### TASK INSTRUCTIONS
Please copy out the lines of the records verbatim, starting with the line that contains "staticText: Contacts — [91, 470, 159, 492]" and going on through the line that contains "button[interactable]: Location Services".

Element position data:
•••••
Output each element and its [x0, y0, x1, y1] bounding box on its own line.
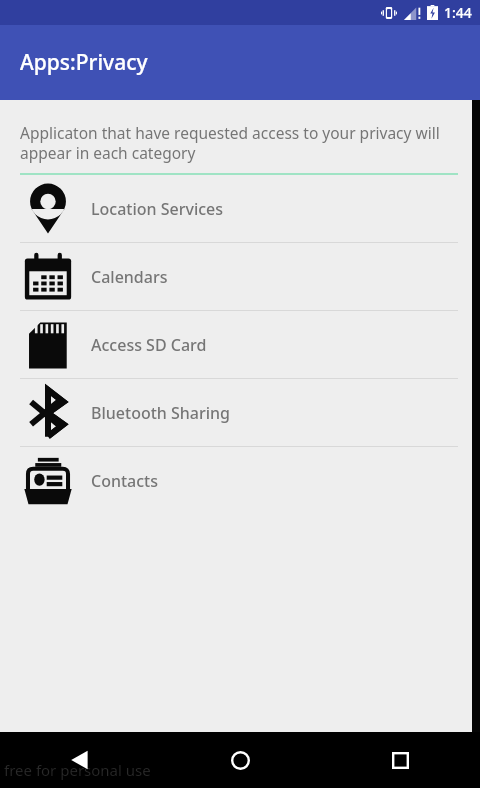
staticText: Contacts — [91, 470, 159, 492]
staticText: Location Services — [91, 198, 224, 220]
staticText: 1:44 — [444, 3, 472, 22]
staticText: Access SD Card — [91, 334, 207, 356]
button[interactable]: Bluetooth Sharing — [0, 379, 480, 447]
button[interactable]: Calendars — [0, 243, 480, 311]
button[interactable]: Access SD Card — [0, 311, 480, 379]
staticText: Bluetooth Sharing — [91, 402, 231, 424]
button[interactable]: Back — [0, 732, 160, 788]
staticText: Calendars — [91, 266, 168, 288]
staticText: free for personal use — [4, 760, 151, 780]
button[interactable]: Home — [160, 732, 320, 788]
staticText: Apps:Privacy — [20, 48, 148, 77]
button[interactable]: Location Services — [0, 175, 480, 243]
staticText: Applicaton that have requested access to… — [20, 122, 458, 164]
button[interactable]: Recent apps — [320, 732, 480, 788]
button[interactable]: Contacts — [0, 447, 480, 514]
•••••
### SOLVED PROBLEM
staticText: Contacts — [91, 470, 159, 492]
staticText: Location Services — [91, 198, 224, 220]
staticText: 1:44 — [444, 3, 472, 22]
staticText: Access SD Card — [91, 334, 207, 356]
button[interactable]: Bluetooth Sharing — [0, 379, 480, 447]
button[interactable]: Calendars — [0, 243, 480, 311]
button[interactable]: Access SD Card — [0, 311, 480, 379]
staticText: Bluetooth Sharing — [91, 402, 231, 424]
button[interactable]: Back — [0, 732, 160, 788]
staticText: Calendars — [91, 266, 168, 288]
staticText: free for personal use — [4, 760, 151, 780]
button[interactable]: Home — [160, 732, 320, 788]
staticText: Apps:Privacy — [20, 48, 148, 77]
button[interactable]: Location Services — [0, 175, 480, 243]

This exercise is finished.